• **TEXT SHOWN**:
______

You might know of Richard Jobson as the front man for Scottish seventies punk outfit, The Skids, and if you do, then tonight's review, his 2003 directorial debut, might not surprise you all that much. What a well-crafted film he's presented on the other hand, both artistically stunning and thought-provoking, very well might. Based upon both his own childhood experiences, and those of his older brother, 16 Years masterfully tackles the interpersonal relationships of one character (ably acted out by Kevin McKidd, a recent favorite of mine), scarred permanently by a cycle of abuse and alcoholism, and the hope that can sometimes change one's perspective of things, poignantly framed against the working class backdrop of Edinburgh.
Walkin' round the streets and wondering what to do, these victims of a dole queue line...

______

(Bounding box prediction data)
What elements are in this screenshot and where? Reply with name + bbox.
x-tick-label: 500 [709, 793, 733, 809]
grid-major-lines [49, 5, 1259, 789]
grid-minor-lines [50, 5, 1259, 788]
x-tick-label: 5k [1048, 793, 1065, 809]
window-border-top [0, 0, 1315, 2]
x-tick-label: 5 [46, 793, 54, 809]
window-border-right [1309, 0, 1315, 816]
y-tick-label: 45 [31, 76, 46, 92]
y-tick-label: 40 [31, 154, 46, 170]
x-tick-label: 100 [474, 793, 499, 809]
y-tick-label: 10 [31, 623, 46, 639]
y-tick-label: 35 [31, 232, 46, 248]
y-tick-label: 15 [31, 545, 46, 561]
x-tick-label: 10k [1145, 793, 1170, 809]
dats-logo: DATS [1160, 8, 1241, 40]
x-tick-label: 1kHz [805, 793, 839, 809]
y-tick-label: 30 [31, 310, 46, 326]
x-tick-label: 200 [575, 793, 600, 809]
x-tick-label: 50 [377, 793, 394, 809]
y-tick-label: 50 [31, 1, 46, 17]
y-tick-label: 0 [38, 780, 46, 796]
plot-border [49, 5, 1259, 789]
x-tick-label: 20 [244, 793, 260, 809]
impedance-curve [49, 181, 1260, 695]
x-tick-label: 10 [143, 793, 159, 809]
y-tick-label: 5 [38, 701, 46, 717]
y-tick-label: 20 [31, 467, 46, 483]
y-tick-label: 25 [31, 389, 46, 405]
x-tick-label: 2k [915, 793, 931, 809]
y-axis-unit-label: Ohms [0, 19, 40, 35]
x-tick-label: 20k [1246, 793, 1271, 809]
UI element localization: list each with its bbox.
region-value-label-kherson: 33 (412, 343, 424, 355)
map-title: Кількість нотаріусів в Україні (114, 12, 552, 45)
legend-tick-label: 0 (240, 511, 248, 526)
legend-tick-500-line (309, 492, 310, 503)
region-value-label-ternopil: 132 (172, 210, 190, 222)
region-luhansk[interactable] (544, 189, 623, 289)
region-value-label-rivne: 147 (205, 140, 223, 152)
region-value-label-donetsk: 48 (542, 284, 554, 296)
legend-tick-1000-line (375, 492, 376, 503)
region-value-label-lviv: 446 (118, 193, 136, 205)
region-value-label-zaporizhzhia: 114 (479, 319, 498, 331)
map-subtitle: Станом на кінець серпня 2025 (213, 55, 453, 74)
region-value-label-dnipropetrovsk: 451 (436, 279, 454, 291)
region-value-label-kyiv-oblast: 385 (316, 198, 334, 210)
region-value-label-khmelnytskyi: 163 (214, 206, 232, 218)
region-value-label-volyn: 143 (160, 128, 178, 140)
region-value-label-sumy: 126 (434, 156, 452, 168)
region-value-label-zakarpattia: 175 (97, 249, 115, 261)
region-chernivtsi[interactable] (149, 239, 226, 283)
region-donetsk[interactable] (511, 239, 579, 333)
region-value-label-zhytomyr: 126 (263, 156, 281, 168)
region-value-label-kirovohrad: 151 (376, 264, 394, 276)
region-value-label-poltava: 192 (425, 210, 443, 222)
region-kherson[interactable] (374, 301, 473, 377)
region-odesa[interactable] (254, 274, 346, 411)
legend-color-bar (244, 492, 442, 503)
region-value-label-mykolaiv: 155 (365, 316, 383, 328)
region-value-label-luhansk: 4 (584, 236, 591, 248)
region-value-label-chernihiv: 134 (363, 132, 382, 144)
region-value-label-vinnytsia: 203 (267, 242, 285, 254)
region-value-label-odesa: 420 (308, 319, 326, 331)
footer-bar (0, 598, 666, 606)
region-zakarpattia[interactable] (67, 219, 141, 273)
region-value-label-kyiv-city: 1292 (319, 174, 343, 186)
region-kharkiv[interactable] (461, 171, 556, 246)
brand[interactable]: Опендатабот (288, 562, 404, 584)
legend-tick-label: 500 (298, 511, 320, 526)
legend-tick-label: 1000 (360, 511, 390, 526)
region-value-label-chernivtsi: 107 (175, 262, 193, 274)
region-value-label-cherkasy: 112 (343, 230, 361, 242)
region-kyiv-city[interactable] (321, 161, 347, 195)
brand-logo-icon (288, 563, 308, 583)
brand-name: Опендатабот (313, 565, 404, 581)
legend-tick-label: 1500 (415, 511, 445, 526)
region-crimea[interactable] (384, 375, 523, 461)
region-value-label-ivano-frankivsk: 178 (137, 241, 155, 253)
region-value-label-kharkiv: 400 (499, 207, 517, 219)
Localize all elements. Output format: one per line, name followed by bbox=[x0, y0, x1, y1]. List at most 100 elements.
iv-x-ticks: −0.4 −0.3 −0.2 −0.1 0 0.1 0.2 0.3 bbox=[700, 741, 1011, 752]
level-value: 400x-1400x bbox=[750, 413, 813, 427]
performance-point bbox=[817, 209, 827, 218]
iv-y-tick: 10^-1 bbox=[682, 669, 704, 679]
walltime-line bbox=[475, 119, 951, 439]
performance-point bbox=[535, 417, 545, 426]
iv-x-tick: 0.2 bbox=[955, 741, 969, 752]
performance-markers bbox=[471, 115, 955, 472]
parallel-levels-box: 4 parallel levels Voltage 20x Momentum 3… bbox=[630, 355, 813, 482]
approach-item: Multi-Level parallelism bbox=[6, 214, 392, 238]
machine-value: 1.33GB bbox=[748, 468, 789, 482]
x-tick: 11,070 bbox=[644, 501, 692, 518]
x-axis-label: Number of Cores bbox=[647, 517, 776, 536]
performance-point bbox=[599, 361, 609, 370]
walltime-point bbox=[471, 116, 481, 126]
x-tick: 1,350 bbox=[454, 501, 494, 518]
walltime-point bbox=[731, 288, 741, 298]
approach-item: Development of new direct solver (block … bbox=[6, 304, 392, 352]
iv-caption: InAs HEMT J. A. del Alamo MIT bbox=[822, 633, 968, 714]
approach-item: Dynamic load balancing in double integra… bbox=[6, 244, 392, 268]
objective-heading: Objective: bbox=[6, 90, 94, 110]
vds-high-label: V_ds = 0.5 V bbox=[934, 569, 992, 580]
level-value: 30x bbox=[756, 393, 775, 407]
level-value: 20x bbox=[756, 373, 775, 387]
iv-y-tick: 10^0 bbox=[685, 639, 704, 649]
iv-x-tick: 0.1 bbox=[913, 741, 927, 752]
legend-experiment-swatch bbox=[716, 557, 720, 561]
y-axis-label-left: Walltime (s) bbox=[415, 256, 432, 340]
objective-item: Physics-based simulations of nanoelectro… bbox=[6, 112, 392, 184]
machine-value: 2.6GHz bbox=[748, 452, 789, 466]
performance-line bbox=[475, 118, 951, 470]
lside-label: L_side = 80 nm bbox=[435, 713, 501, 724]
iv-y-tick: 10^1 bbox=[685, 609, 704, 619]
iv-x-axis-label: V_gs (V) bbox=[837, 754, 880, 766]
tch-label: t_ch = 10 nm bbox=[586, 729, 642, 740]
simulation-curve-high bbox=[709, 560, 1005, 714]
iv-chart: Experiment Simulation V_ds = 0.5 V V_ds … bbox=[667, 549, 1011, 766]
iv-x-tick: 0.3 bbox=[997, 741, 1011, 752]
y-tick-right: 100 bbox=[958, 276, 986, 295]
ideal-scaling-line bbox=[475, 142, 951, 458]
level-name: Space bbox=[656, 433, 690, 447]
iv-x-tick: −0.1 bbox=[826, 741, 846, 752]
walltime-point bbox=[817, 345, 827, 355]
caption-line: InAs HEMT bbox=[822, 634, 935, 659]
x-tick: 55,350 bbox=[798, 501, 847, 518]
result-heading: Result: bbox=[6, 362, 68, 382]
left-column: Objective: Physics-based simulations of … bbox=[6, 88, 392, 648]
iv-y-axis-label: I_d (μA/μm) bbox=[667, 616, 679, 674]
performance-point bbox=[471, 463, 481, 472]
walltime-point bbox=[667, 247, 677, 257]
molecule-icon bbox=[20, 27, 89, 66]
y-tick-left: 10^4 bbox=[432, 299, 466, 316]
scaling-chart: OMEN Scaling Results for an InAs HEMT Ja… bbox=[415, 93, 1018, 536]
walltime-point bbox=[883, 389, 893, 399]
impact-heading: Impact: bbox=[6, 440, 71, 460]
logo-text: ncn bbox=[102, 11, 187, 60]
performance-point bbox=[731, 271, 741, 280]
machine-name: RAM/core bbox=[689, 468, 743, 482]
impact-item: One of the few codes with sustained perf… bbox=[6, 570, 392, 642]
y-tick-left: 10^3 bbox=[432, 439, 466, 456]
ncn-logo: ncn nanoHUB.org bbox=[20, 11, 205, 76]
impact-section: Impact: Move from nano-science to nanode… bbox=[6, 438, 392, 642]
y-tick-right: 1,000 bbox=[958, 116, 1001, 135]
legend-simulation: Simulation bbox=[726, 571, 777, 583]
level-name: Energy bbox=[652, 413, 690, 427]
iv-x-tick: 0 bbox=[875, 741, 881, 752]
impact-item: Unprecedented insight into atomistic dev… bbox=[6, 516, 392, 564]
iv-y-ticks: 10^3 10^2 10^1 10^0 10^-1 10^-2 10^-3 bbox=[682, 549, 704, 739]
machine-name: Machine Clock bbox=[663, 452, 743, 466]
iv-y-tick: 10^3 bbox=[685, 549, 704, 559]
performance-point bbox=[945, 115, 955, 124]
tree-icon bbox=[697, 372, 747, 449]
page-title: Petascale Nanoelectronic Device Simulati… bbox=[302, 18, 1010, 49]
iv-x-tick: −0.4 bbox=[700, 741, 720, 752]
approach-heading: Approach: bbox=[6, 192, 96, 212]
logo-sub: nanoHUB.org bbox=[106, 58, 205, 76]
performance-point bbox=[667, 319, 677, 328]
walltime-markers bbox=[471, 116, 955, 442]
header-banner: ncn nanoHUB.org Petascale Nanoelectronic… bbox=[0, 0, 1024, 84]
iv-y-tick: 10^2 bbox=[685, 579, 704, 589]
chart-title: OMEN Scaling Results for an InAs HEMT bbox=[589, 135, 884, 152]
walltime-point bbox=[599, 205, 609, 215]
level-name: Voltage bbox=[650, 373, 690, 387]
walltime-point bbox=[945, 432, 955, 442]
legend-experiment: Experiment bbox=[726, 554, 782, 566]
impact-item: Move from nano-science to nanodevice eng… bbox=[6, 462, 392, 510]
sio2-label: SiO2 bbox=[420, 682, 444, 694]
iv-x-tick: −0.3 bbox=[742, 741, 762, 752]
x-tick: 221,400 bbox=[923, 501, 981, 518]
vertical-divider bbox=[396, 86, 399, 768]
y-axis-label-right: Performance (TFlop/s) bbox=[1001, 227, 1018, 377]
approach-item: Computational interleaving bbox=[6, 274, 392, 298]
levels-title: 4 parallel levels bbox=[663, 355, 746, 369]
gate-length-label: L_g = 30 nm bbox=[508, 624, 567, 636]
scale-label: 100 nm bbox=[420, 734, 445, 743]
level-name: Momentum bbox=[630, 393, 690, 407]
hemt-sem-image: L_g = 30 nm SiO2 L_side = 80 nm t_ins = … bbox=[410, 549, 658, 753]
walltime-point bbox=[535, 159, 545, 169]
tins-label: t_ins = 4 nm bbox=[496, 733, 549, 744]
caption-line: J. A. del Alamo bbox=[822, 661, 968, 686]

______

In the film review, which actor plays the central character of 16 Years?

• **RESPONSE**: Kevin McKidd